>> begin Given data

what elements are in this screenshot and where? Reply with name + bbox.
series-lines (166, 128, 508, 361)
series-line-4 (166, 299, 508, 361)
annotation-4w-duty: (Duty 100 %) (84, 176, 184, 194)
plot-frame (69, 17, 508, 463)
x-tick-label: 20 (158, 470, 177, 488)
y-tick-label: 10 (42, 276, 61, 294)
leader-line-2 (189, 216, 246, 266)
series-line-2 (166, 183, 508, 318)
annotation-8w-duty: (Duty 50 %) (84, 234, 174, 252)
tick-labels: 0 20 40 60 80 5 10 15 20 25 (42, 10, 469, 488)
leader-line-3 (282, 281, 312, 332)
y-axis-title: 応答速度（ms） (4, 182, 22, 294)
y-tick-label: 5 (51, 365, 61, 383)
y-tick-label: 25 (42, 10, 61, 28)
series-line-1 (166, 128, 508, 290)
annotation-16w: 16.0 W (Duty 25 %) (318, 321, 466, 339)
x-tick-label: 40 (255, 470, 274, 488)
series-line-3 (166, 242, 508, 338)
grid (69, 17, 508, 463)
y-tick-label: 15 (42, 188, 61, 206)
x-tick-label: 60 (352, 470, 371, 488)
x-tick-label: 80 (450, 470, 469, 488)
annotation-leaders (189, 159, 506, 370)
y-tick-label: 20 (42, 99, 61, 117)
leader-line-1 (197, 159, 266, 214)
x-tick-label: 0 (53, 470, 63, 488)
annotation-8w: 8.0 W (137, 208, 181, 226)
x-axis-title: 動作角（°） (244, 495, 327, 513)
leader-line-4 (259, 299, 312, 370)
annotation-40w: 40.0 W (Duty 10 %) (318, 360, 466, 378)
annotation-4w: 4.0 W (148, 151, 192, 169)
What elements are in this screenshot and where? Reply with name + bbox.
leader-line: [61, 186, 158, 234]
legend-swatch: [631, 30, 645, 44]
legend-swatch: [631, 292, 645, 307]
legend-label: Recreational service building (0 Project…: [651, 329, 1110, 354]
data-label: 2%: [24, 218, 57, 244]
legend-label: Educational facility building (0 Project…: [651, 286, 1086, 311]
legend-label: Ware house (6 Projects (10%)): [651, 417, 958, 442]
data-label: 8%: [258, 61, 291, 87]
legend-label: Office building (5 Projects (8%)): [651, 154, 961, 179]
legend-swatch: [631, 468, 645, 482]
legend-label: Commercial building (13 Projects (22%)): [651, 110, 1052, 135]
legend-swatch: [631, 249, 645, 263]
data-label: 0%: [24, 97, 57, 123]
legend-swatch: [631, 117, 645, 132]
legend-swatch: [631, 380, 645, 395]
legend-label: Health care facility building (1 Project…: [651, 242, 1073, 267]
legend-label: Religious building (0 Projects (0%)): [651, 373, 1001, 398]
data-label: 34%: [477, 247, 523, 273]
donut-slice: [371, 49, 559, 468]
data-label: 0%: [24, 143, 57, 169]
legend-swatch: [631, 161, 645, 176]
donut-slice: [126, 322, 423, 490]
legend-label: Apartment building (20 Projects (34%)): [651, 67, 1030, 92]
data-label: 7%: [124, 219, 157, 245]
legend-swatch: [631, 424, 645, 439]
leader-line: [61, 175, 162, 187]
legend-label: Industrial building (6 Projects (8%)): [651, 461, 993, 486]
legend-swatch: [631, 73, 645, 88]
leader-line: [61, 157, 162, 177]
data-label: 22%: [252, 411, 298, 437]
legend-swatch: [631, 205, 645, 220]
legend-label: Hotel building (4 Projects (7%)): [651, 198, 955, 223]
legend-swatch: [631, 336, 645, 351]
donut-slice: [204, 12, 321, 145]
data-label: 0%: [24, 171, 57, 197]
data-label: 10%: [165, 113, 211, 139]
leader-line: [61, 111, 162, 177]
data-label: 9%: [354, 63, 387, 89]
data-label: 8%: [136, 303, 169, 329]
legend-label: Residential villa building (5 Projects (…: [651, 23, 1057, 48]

>> end Given data

◆ Direction:
Reproduce every line of the items above without any change, keeping the original order.

◆ Answer in full:
what elements are in this screenshot and where? Reply with name + bbox.
series-lines (166, 128, 508, 361)
series-line-4 (166, 299, 508, 361)
annotation-4w-duty: (Duty 100 %) (84, 176, 184, 194)
plot-frame (69, 17, 508, 463)
x-tick-label: 20 (158, 470, 177, 488)
y-tick-label: 10 (42, 276, 61, 294)
leader-line-2 (189, 216, 246, 266)
series-line-2 (166, 183, 508, 318)
annotation-8w-duty: (Duty 50 %) (84, 234, 174, 252)
tick-labels: 0 20 40 60 80 5 10 15 20 25 (42, 10, 469, 488)
leader-line-3 (282, 281, 312, 332)
y-axis-title: 応答速度（ms） (4, 182, 22, 294)
y-tick-label: 5 (51, 365, 61, 383)
y-tick-label: 25 (42, 10, 61, 28)
series-line-1 (166, 128, 508, 290)
annotation-16w: 16.0 W (Duty 25 %) (318, 321, 466, 339)
x-tick-label: 40 (255, 470, 274, 488)
series-line-3 (166, 242, 508, 338)
grid (69, 17, 508, 463)
y-tick-label: 15 (42, 188, 61, 206)
x-tick-label: 60 (352, 470, 371, 488)
x-tick-label: 80 (450, 470, 469, 488)
annotation-leaders (189, 159, 506, 370)
y-tick-label: 20 (42, 99, 61, 117)
leader-line-1 (197, 159, 266, 214)
x-tick-label: 0 (53, 470, 63, 488)
annotation-8w: 8.0 W (137, 208, 181, 226)
x-axis-title: 動作角（°） (244, 495, 327, 513)
leader-line-4 (259, 299, 312, 370)
annotation-40w: 40.0 W (Duty 10 %) (318, 360, 466, 378)
annotation-4w: 4.0 W (148, 151, 192, 169)
What elements are in this screenshot and where? Reply with name + bbox.
leader-line: [61, 186, 158, 234]
legend-swatch: [631, 30, 645, 44]
legend-swatch: [631, 292, 645, 307]
legend-label: Recreational service building (0 Project…: [651, 329, 1110, 354]
data-label: 2%: [24, 218, 57, 244]
legend-label: Educational facility building (0 Project…: [651, 286, 1086, 311]
legend-label: Ware house (6 Projects (10%)): [651, 417, 958, 442]
data-label: 8%: [258, 61, 291, 87]
legend-label: Office building (5 Projects (8%)): [651, 154, 961, 179]
legend-swatch: [631, 468, 645, 482]
legend-label: Commercial building (13 Projects (22%)): [651, 110, 1052, 135]
legend-swatch: [631, 249, 645, 263]
data-label: 0%: [24, 97, 57, 123]
legend-swatch: [631, 117, 645, 132]
legend-swatch: [631, 380, 645, 395]
legend-label: Health care facility building (1 Project…: [651, 242, 1073, 267]
legend-label: Religious building (0 Projects (0%)): [651, 373, 1001, 398]
data-label: 34%: [477, 247, 523, 273]
donut-slice: [371, 49, 559, 468]
data-label: 0%: [24, 143, 57, 169]
legend-swatch: [631, 161, 645, 176]
donut-slice: [126, 322, 423, 490]
legend-label: Apartment building (20 Projects (34%)): [651, 67, 1030, 92]
data-label: 7%: [124, 219, 157, 245]
legend-swatch: [631, 424, 645, 439]
leader-line: [61, 175, 162, 187]
legend-label: Industrial building (6 Projects (8%)): [651, 461, 993, 486]
legend-swatch: [631, 73, 645, 88]
leader-line: [61, 157, 162, 177]
data-label: 22%: [252, 411, 298, 437]
legend-swatch: [631, 205, 645, 220]
legend-label: Hotel building (4 Projects (7%)): [651, 198, 955, 223]
legend-swatch: [631, 336, 645, 351]
donut-slice: [204, 12, 321, 145]
data-label: 0%: [24, 171, 57, 197]
data-label: 10%: [165, 113, 211, 139]
leader-line: [61, 111, 162, 177]
data-label: 9%: [354, 63, 387, 89]
data-label: 8%: [136, 303, 169, 329]
legend-label: Residential villa building (5 Projects (…: [651, 23, 1057, 48]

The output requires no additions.